Entries provided —
+++
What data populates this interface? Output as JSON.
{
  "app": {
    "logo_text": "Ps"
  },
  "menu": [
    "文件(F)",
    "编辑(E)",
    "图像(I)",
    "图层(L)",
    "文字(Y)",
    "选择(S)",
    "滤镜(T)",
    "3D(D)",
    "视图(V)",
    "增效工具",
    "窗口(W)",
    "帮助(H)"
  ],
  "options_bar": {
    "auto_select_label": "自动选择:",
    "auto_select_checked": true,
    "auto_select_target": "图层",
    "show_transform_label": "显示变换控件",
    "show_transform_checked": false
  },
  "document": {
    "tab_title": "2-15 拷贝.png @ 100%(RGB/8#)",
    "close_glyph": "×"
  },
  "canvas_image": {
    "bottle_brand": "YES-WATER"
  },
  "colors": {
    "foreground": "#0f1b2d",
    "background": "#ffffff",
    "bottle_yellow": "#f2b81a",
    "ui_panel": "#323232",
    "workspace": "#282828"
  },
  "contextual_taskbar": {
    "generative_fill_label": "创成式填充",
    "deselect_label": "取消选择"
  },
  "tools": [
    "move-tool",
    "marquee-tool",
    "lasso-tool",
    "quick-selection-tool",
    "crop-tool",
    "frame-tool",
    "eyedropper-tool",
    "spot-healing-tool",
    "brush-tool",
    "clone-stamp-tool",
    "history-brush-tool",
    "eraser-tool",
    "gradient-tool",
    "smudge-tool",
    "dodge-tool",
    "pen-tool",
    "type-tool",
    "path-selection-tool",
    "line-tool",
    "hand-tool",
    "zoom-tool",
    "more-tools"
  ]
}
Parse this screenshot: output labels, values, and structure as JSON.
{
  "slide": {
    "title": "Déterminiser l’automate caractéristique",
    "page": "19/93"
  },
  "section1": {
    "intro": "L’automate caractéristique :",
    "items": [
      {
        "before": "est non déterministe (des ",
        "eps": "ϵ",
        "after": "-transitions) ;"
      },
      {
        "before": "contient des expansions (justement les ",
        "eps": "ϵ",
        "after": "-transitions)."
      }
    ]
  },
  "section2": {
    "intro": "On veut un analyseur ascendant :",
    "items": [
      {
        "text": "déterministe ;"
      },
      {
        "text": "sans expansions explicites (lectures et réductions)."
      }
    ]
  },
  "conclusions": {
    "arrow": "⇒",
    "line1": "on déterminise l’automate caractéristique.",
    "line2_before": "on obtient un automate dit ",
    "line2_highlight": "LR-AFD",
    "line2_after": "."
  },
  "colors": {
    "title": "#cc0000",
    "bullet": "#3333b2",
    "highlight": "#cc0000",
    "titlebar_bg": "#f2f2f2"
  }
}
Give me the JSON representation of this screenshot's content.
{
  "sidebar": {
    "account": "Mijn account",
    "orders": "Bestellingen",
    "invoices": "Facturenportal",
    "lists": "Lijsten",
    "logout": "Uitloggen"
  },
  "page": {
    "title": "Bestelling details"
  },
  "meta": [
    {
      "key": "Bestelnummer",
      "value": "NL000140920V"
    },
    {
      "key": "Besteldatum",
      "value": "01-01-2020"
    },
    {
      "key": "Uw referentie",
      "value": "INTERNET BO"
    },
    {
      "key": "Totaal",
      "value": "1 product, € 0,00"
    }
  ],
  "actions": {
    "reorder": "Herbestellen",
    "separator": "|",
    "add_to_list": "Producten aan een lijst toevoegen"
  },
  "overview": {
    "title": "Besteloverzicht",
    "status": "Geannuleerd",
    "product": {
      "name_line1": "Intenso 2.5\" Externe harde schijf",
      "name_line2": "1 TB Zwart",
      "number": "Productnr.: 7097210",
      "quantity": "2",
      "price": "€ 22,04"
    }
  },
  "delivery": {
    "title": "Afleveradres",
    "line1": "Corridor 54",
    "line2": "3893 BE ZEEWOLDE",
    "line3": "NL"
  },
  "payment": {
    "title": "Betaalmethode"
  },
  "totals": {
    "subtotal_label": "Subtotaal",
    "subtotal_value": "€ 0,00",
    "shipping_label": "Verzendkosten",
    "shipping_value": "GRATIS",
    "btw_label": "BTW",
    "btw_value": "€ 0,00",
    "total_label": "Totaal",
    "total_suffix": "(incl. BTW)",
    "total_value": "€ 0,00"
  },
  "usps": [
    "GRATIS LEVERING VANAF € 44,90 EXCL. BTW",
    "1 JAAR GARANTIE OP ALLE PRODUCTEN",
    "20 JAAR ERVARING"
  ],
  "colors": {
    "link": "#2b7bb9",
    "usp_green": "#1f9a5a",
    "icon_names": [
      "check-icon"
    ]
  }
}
+++
Exactly reproduce every line of the data above.

What data populates this interface? Output as JSON.
{
  "app": {
    "logo_text": "Ps"
  },
  "menu": [
    "文件(F)",
    "编辑(E)",
    "图像(I)",
    "图层(L)",
    "文字(Y)",
    "选择(S)",
    "滤镜(T)",
    "3D(D)",
    "视图(V)",
    "增效工具",
    "窗口(W)",
    "帮助(H)"
  ],
  "options_bar": {
    "auto_select_label": "自动选择:",
    "auto_select_checked": true,
    "auto_select_target": "图层",
    "show_transform_label": "显示变换控件",
    "show_transform_checked": false
  },
  "document": {
    "tab_title": "2-15 拷贝.png @ 100%(RGB/8#)",
    "close_glyph": "×"
  },
  "canvas_image": {
    "bottle_brand": "YES-WATER"
  },
  "colors": {
    "foreground": "#0f1b2d",
    "background": "#ffffff",
    "bottle_yellow": "#f2b81a",
    "ui_panel": "#323232",
    "workspace": "#282828"
  },
  "contextual_taskbar": {
    "generative_fill_label": "创成式填充",
    "deselect_label": "取消选择"
  },
  "tools": [
    "move-tool",
    "marquee-tool",
    "lasso-tool",
    "quick-selection-tool",
    "crop-tool",
    "frame-tool",
    "eyedropper-tool",
    "spot-healing-tool",
    "brush-tool",
    "clone-stamp-tool",
    "history-brush-tool",
    "eraser-tool",
    "gradient-tool",
    "smudge-tool",
    "dodge-tool",
    "pen-tool",
    "type-tool",
    "path-selection-tool",
    "line-tool",
    "hand-tool",
    "zoom-tool",
    "more-tools"
  ]
}
Parse this screenshot: output labels, values, and structure as JSON.
{
  "slide": {
    "title": "Déterminiser l’automate caractéristique",
    "page": "19/93"
  },
  "section1": {
    "intro": "L’automate caractéristique :",
    "items": [
      {
        "before": "est non déterministe (des ",
        "eps": "ϵ",
        "after": "-transitions) ;"
      },
      {
        "before": "contient des expansions (justement les ",
        "eps": "ϵ",
        "after": "-transitions)."
      }
    ]
  },
  "section2": {
    "intro": "On veut un analyseur ascendant :",
    "items": [
      {
        "text": "déterministe ;"
      },
      {
        "text": "sans expansions explicites (lectures et réductions)."
      }
    ]
  },
  "conclusions": {
    "arrow": "⇒",
    "line1": "on déterminise l’automate caractéristique.",
    "line2_before": "on obtient un automate dit ",
    "line2_highlight": "LR-AFD",
    "line2_after": "."
  },
  "colors": {
    "title": "#cc0000",
    "bullet": "#3333b2",
    "highlight": "#cc0000",
    "titlebar_bg": "#f2f2f2"
  }
}
Give me the JSON representation of this screenshot's content.
{
  "sidebar": {
    "account": "Mijn account",
    "orders": "Bestellingen",
    "invoices": "Facturenportal",
    "lists": "Lijsten",
    "logout": "Uitloggen"
  },
  "page": {
    "title": "Bestelling details"
  },
  "meta": [
    {
      "key": "Bestelnummer",
      "value": "NL000140920V"
    },
    {
      "key": "Besteldatum",
      "value": "01-01-2020"
    },
    {
      "key": "Uw referentie",
      "value": "INTERNET BO"
    },
    {
      "key": "Totaal",
      "value": "1 product, € 0,00"
    }
  ],
  "actions": {
    "reorder": "Herbestellen",
    "separator": "|",
    "add_to_list": "Producten aan een lijst toevoegen"
  },
  "overview": {
    "title": "Besteloverzicht",
    "status": "Geannuleerd",
    "product": {
      "name_line1": "Intenso 2.5\" Externe harde schijf",
      "name_line2": "1 TB Zwart",
      "number": "Productnr.: 7097210",
      "quantity": "2",
      "price": "€ 22,04"
    }
  },
  "delivery": {
    "title": "Afleveradres",
    "line1": "Corridor 54",
    "line2": "3893 BE ZEEWOLDE",
    "line3": "NL"
  },
  "payment": {
    "title": "Betaalmethode"
  },
  "totals": {
    "subtotal_label": "Subtotaal",
    "subtotal_value": "€ 0,00",
    "shipping_label": "Verzendkosten",
    "shipping_value": "GRATIS",
    "btw_label": "BTW",
    "btw_value": "€ 0,00",
    "total_label": "Totaal",
    "total_suffix": "(incl. BTW)",
    "total_value": "€ 0,00"
  },
  "usps": [
    "GRATIS LEVERING VANAF € 44,90 EXCL. BTW",
    "1 JAAR GARANTIE OP ALLE PRODUCTEN",
    "20 JAAR ERVARING"
  ],
  "colors": {
    "link": "#2b7bb9",
    "usp_green": "#1f9a5a",
    "icon_names": [
      "check-icon"
    ]
  }
}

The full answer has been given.